Required task>
Could you repeat the lines from the first one through the one holding "- chart-tick-label: 86: [204, 404, 210, 410]", inclusive, changing "Great" to "Good" and keeping everything else the same?

━━━━━━━━━━━━━━━━

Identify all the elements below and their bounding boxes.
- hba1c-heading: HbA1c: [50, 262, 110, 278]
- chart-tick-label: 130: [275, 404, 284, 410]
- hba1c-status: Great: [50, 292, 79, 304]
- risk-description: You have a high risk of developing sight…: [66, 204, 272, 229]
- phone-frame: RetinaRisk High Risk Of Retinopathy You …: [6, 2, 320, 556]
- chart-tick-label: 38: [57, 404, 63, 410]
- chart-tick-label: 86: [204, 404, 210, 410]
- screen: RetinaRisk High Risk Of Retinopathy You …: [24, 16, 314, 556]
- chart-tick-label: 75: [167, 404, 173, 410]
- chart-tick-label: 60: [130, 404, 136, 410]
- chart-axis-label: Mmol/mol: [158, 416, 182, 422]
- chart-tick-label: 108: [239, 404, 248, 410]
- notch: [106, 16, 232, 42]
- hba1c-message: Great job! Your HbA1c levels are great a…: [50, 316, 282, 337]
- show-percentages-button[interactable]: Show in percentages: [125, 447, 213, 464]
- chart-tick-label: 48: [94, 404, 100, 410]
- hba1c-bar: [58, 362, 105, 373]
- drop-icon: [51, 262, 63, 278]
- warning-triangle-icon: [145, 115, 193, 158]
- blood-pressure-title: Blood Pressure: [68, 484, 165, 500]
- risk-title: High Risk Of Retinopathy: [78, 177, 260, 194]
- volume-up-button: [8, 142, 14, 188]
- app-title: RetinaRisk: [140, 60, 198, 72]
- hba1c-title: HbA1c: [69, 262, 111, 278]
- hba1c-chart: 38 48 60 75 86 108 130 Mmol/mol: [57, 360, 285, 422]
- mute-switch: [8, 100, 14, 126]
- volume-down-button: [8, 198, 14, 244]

━━━━━━━━━━━━━━━━

Result of the exercise>
Identify all the elements below and their bounding boxes.
- hba1c-heading: HbA1c: [50, 262, 110, 278]
- chart-tick-label: 130: [275, 404, 284, 410]
- hba1c-status: Good: [50, 292, 79, 304]
- risk-description: You have a high risk of developing sight…: [66, 204, 272, 229]
- phone-frame: RetinaRisk High Risk Of Retinopathy You …: [6, 2, 320, 556]
- chart-tick-label: 38: [57, 404, 63, 410]
- chart-tick-label: 86: [204, 404, 210, 410]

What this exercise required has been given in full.